**What you are asked to do:** Scan the lines below for the string "Labor" and report how many lines contain it, giving only the number.

**Records for this task:**
----

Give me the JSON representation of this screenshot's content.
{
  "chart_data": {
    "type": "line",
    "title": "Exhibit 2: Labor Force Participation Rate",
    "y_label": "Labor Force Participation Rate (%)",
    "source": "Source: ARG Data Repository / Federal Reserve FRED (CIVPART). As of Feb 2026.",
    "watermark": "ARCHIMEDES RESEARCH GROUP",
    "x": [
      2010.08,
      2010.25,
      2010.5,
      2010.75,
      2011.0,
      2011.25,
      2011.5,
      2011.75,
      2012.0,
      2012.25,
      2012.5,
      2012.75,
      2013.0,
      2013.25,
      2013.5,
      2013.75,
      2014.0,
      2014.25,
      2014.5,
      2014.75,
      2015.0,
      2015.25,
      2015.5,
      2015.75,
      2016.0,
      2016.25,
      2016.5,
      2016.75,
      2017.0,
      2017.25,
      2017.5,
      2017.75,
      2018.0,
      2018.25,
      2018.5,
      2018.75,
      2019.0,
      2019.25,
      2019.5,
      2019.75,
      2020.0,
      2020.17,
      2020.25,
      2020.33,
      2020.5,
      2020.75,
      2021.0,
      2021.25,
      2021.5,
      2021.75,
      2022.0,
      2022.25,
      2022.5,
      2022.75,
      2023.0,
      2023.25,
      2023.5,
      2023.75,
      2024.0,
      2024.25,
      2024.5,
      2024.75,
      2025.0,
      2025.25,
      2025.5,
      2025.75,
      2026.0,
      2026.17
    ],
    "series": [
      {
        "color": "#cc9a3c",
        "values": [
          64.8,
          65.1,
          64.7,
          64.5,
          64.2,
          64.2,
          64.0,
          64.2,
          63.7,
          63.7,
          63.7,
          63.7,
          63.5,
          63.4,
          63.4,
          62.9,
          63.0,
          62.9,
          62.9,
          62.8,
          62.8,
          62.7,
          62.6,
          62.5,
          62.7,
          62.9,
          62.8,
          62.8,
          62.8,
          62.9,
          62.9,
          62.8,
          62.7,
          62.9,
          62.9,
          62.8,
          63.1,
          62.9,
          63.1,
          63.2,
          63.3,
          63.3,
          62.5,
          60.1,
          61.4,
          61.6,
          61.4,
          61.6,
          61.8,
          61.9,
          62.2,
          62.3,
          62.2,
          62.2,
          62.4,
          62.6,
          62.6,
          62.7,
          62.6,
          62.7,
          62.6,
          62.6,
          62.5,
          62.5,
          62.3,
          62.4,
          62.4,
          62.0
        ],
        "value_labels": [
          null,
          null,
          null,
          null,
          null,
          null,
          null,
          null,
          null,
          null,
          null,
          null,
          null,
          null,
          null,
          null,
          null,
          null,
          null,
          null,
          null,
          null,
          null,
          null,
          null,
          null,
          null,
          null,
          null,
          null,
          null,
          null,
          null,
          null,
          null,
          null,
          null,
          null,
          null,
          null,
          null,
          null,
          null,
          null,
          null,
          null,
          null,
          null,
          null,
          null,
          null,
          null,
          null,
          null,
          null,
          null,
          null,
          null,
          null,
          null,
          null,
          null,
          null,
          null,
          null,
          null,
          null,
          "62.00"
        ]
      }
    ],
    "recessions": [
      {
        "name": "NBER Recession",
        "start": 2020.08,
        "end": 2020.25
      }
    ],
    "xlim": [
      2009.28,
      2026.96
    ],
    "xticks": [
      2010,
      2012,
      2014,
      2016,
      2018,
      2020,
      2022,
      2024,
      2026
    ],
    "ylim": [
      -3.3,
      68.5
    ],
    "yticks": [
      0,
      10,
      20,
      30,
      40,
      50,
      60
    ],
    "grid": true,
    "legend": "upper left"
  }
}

----

**Full solution:** 2